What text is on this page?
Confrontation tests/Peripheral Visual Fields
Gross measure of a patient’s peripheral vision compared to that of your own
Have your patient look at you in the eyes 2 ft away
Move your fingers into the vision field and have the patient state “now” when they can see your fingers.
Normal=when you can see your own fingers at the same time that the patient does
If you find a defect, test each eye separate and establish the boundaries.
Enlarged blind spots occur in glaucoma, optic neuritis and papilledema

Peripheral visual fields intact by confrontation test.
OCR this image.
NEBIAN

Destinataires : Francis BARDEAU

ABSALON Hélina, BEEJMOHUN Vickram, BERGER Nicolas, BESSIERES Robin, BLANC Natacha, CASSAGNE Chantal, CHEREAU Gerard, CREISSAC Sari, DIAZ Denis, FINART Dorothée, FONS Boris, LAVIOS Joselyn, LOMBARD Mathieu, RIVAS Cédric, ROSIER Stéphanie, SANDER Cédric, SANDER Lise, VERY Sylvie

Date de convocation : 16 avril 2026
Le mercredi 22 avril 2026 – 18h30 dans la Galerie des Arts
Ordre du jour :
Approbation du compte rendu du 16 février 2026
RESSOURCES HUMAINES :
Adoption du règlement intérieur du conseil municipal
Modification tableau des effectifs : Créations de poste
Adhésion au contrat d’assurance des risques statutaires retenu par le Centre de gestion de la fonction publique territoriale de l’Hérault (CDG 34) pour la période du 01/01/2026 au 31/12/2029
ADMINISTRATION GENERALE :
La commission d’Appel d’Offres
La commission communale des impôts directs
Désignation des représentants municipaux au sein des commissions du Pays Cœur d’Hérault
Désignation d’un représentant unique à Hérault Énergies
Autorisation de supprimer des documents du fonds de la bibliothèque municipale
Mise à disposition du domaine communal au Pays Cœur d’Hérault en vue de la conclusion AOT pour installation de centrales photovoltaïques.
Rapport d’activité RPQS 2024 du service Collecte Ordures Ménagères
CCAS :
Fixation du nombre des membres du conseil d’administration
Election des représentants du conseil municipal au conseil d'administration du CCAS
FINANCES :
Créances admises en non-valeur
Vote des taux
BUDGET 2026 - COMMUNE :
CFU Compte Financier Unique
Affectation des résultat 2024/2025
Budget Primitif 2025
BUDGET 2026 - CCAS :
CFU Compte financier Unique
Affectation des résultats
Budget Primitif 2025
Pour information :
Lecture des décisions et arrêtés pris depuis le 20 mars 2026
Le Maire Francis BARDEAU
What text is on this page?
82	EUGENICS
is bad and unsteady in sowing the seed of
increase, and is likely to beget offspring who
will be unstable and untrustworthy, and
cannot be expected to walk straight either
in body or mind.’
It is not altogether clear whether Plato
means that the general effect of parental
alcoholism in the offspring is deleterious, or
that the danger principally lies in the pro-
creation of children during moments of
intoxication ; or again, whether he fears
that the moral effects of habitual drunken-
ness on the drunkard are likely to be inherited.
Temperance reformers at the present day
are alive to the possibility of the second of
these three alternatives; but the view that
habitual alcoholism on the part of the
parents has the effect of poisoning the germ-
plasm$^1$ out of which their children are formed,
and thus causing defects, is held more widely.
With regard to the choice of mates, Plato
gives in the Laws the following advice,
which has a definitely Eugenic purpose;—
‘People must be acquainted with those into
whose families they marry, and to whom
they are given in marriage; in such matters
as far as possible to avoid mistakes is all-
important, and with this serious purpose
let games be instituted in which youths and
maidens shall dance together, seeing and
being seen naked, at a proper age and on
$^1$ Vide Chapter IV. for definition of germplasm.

**SET EXERCISE**. Scan the material and collect every line that contains "whether".

**COMPLETED TASK**.
It is not altogether clear whether Plato
intoxication ; or again, whether he fears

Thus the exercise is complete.